▸ **EXERCISE DETAILS**
Work out how many lines of the material below mention the word "among"; reply with the number only.

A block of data
------------------------------------------------------------------------
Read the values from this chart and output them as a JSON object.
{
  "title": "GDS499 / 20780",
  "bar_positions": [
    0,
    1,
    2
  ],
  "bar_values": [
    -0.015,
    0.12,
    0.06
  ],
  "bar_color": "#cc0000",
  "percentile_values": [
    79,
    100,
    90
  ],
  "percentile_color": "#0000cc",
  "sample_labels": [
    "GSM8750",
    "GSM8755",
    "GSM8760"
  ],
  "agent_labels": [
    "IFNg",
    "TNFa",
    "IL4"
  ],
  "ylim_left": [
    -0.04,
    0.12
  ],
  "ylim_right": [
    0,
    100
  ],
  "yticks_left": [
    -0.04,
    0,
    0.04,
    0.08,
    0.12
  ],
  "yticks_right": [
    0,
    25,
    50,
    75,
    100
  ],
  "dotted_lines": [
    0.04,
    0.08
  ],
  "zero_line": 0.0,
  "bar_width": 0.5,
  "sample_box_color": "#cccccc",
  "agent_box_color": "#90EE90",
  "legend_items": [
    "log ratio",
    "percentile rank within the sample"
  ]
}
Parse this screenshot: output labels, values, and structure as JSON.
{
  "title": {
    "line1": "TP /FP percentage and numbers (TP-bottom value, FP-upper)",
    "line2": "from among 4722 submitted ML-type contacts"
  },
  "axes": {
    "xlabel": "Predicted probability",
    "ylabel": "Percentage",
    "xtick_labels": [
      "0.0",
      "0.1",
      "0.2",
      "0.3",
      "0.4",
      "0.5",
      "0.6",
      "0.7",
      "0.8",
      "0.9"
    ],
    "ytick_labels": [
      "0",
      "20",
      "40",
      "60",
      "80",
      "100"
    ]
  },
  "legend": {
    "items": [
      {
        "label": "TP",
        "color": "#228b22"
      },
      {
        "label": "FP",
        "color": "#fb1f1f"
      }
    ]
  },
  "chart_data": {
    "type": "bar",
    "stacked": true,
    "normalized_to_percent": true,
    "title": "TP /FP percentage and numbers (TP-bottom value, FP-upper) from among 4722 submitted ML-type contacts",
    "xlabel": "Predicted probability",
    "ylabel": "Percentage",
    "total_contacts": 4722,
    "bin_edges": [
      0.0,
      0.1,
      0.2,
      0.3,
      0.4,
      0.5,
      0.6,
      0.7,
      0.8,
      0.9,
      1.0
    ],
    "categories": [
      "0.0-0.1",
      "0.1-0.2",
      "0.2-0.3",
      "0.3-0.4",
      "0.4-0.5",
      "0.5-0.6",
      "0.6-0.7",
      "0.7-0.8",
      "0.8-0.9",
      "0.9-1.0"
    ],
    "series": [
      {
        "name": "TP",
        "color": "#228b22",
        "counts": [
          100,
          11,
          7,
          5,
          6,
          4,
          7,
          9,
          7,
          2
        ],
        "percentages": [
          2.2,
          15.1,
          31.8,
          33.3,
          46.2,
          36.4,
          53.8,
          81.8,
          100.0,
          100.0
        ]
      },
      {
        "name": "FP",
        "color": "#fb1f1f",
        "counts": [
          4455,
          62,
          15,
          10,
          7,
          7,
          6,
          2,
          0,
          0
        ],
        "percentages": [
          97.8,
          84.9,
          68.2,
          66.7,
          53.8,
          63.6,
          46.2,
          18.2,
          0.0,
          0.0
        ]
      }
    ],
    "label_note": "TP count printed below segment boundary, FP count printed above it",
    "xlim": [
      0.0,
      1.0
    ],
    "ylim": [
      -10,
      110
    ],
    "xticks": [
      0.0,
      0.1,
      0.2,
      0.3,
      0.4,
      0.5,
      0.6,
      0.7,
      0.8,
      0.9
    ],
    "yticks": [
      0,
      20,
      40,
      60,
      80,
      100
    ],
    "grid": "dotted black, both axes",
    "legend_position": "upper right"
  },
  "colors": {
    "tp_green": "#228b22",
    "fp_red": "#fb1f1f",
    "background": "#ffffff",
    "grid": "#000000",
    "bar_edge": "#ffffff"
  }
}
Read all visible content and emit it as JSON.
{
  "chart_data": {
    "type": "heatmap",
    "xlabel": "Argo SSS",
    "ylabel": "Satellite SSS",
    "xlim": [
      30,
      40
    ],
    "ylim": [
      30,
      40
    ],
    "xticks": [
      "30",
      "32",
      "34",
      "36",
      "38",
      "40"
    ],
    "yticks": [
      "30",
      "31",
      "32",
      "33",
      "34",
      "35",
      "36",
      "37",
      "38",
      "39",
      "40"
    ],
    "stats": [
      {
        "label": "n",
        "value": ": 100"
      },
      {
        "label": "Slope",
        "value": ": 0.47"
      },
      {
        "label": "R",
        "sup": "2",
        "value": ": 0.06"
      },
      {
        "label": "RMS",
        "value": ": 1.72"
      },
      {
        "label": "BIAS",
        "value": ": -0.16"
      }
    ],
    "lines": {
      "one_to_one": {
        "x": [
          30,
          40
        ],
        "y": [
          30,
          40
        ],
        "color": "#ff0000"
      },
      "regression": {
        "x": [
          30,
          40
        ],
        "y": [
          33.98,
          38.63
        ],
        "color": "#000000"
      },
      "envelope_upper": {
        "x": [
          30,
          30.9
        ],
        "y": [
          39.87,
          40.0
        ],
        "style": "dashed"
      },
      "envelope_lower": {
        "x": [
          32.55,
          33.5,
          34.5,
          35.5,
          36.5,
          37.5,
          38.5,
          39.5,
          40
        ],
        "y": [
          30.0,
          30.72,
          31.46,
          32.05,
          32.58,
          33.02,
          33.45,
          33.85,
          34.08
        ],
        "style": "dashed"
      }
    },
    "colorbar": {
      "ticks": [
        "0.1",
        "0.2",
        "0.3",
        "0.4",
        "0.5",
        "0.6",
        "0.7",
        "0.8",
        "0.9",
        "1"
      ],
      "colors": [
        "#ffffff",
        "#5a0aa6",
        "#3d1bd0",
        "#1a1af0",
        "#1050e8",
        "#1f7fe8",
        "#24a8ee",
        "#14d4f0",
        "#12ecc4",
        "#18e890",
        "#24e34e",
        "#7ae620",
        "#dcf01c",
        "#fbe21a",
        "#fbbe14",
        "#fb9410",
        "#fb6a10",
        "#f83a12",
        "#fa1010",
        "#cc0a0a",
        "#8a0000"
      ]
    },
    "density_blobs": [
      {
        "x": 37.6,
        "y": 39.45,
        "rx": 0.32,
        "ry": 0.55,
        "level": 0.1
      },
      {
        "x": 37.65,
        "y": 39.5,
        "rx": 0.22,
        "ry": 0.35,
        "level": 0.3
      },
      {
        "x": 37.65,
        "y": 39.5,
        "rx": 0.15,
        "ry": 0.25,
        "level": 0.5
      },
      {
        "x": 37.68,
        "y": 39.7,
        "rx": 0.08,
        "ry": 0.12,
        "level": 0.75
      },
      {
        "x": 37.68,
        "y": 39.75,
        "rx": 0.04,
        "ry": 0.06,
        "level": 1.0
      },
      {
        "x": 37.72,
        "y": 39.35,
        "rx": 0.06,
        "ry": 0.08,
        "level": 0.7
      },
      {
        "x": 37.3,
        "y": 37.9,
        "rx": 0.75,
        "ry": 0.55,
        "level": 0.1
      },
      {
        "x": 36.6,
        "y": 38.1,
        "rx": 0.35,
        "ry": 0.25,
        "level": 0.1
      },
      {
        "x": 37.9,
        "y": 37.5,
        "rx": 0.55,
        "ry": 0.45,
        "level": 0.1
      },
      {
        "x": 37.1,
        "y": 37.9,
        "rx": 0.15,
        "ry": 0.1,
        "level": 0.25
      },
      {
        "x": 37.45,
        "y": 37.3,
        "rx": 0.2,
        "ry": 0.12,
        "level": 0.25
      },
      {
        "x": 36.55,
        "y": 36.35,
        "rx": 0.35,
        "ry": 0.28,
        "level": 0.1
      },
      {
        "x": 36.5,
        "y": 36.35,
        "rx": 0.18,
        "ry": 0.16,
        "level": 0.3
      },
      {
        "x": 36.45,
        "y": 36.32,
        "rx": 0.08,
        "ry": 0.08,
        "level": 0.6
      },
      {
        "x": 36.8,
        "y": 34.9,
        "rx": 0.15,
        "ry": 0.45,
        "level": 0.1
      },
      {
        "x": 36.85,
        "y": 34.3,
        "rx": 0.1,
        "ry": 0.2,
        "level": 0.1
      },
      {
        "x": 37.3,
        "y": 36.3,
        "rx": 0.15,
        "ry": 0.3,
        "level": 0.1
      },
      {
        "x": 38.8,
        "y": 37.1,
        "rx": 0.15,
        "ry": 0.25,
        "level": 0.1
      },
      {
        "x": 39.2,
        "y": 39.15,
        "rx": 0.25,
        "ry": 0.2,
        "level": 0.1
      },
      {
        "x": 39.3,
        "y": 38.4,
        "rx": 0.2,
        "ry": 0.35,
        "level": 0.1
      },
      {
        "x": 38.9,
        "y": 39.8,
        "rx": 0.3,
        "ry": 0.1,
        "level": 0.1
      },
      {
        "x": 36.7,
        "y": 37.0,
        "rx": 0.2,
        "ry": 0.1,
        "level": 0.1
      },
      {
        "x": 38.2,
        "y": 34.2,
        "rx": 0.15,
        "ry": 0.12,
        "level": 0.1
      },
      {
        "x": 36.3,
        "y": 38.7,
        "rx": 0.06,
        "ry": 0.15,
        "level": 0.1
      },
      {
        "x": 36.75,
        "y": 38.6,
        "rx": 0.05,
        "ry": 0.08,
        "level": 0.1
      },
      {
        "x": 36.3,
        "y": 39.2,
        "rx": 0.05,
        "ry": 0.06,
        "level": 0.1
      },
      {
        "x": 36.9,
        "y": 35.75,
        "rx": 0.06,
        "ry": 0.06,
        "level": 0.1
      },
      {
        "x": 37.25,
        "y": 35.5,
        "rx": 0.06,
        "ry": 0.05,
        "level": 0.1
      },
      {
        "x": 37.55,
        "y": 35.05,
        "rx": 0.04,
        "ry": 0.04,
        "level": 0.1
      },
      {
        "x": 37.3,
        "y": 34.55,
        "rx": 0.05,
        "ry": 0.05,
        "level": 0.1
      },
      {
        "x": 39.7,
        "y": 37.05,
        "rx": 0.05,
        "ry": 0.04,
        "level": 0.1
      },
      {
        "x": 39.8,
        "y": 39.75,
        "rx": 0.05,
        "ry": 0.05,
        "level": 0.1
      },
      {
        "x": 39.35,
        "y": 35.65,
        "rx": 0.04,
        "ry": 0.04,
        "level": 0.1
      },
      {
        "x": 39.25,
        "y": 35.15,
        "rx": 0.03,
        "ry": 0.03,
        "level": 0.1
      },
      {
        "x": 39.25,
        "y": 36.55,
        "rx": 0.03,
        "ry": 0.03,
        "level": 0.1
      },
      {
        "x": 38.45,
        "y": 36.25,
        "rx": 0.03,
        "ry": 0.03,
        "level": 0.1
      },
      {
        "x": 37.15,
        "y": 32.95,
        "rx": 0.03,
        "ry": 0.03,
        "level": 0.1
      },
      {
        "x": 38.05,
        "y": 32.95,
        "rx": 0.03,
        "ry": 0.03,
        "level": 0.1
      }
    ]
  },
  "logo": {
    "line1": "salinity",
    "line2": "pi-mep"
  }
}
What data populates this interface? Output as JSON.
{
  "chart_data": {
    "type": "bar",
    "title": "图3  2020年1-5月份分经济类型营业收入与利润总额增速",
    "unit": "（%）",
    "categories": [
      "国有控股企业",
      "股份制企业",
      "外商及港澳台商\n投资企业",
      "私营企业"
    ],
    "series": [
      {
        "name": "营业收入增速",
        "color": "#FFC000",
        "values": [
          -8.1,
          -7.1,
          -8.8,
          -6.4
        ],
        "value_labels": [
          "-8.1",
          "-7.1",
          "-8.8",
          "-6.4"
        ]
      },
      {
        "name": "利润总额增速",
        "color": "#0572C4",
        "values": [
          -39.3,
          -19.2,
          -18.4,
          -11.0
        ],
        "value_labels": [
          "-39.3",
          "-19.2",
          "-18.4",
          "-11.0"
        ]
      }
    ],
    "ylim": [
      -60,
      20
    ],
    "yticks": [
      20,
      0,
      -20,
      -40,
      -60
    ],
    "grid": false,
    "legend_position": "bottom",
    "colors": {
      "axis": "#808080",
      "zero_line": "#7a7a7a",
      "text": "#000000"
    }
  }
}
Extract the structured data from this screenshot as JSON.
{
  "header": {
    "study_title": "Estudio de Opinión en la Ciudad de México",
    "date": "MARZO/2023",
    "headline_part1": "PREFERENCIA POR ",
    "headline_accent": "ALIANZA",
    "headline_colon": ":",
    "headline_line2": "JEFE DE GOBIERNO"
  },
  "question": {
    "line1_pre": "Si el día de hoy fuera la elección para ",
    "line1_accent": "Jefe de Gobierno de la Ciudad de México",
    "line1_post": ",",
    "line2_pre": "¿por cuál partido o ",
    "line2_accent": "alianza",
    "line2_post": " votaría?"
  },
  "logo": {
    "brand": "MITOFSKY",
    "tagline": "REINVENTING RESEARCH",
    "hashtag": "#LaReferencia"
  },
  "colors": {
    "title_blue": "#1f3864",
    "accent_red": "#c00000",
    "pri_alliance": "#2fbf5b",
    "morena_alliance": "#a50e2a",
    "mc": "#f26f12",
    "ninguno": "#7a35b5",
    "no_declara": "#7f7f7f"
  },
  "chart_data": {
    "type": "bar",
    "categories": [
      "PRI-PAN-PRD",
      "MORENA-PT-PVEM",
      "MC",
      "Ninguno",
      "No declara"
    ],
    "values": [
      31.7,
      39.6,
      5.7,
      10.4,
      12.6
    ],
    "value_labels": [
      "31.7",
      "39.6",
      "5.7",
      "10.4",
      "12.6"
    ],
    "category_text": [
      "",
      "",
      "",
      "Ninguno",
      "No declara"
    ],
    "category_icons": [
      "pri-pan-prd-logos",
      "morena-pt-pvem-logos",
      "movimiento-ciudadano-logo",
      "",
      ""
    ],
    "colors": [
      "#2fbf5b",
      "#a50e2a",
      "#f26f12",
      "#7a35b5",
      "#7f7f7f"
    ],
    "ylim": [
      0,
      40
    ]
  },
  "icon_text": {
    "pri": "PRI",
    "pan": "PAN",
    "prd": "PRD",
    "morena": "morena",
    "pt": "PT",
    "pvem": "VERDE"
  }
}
------------------------------------------------------------------------
▸ **RESULT OF THIS TASK**
2